The request
From the entries that follow, list every line in which the string "horizontal" appears.

Excerpted records
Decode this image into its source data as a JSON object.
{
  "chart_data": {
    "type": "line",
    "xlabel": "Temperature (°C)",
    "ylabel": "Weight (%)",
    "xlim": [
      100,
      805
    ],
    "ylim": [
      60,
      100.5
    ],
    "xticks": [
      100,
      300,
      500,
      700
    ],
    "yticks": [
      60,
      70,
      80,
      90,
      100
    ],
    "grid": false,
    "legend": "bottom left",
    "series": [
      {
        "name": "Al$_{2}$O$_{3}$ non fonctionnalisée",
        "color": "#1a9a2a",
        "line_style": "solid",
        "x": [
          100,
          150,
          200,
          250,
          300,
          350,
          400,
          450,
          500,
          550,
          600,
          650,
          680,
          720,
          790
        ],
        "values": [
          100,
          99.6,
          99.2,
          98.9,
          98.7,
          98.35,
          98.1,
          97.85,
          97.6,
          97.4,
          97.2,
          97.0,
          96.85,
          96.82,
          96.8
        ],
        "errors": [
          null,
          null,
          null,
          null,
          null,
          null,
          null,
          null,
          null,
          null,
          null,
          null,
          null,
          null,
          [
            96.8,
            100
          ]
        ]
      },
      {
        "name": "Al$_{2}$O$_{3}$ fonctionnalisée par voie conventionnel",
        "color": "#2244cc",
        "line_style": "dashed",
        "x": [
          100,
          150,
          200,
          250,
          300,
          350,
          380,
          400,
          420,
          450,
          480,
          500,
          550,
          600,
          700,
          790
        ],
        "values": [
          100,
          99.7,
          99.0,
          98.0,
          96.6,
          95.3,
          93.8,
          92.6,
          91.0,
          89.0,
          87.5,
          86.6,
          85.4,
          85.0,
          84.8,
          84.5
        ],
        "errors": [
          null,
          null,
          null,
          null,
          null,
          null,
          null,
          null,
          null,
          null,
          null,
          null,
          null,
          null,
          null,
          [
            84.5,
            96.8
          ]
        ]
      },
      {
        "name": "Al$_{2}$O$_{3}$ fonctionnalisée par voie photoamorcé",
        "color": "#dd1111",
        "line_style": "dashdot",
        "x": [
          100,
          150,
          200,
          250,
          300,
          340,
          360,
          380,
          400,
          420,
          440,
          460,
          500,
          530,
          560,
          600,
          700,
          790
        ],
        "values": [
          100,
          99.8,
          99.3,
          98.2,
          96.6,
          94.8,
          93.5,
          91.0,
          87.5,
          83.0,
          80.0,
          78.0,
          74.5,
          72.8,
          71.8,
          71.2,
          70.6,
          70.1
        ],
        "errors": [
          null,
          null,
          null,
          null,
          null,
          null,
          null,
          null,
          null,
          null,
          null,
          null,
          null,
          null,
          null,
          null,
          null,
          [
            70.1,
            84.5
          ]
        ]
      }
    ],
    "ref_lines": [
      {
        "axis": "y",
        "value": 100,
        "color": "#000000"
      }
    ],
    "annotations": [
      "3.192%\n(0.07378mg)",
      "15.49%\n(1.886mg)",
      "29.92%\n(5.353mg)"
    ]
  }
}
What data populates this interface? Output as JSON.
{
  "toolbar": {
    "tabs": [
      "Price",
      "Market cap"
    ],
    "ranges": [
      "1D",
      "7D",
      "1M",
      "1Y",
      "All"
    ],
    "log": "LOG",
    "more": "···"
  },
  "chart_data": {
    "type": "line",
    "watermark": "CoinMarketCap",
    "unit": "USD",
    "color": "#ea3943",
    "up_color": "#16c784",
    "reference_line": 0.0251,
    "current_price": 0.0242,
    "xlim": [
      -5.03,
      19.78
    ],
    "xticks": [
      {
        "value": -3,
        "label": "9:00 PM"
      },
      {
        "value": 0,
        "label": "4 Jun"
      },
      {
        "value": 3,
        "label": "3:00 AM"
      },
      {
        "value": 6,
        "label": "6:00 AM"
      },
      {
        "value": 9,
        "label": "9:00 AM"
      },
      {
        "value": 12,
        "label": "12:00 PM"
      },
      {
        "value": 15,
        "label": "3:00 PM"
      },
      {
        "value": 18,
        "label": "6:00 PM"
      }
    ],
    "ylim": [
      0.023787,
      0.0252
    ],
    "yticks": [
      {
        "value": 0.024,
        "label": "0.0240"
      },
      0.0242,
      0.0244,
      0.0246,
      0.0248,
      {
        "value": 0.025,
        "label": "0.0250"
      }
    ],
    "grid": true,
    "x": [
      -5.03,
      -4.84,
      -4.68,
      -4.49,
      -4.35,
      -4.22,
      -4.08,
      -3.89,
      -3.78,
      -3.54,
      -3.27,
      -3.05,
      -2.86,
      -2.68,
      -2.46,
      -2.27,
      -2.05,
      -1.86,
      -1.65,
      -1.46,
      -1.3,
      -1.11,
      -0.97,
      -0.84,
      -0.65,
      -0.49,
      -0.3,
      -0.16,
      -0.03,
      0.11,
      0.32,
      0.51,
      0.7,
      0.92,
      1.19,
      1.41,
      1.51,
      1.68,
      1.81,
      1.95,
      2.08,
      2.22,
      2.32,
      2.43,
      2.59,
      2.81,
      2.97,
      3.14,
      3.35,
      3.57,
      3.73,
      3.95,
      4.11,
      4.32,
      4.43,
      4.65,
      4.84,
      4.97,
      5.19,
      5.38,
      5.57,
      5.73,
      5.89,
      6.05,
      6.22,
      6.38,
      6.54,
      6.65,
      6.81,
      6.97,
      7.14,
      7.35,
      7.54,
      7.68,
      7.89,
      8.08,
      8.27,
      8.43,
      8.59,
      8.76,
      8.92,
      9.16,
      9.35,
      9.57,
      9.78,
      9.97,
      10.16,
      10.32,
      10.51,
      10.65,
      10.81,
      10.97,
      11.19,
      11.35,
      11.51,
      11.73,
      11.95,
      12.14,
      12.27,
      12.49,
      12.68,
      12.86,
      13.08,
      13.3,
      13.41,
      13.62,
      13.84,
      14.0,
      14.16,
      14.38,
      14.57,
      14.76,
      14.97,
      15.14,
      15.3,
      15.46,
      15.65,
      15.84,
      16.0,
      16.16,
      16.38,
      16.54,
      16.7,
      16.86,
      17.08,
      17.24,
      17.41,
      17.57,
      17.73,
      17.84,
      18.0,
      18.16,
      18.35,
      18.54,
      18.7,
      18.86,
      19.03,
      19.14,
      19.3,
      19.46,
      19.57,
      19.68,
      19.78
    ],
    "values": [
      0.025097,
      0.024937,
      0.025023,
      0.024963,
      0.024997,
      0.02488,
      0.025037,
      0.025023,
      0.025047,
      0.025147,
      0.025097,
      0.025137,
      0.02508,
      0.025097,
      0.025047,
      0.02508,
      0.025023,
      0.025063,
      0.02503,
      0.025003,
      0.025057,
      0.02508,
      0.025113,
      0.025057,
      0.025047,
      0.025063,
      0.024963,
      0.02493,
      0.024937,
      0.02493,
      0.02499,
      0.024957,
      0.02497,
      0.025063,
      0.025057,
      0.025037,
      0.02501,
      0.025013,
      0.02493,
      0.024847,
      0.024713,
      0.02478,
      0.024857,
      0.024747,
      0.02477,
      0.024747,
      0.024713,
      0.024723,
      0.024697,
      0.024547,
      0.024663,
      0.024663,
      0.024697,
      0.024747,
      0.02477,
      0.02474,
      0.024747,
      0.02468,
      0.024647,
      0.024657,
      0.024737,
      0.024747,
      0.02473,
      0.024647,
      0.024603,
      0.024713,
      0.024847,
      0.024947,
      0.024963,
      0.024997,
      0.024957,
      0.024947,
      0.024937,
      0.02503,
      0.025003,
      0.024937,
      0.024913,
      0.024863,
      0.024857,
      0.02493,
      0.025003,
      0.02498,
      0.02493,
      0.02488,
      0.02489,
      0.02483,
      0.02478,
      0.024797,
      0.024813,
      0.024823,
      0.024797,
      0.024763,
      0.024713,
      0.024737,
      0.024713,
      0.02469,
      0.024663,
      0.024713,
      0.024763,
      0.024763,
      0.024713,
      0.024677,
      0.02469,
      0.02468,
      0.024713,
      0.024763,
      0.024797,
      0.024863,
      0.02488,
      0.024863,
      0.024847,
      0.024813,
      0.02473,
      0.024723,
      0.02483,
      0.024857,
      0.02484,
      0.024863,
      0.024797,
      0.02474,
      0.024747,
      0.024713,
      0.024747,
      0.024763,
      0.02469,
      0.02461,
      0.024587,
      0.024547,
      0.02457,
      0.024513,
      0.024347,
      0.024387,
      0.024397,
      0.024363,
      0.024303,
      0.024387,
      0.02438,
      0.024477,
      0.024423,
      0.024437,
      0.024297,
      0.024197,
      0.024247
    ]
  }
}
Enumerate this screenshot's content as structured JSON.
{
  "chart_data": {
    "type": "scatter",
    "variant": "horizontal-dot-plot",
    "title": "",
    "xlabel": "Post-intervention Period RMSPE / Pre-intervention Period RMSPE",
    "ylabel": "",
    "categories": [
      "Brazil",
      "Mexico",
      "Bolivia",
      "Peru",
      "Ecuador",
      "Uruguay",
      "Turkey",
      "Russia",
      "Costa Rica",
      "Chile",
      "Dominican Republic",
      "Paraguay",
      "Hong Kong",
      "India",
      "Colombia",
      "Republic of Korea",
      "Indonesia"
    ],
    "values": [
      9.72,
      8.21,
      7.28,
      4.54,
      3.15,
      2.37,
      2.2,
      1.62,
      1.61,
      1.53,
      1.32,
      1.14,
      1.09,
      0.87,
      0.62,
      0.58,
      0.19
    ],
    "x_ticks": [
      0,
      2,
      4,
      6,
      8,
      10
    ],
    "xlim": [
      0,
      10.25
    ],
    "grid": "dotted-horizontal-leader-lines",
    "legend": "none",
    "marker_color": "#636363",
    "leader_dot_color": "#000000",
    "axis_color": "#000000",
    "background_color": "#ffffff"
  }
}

Completed exercise
    "variant": "horizontal-dot-plot",
    "grid": "dotted-horizontal-leader-lines",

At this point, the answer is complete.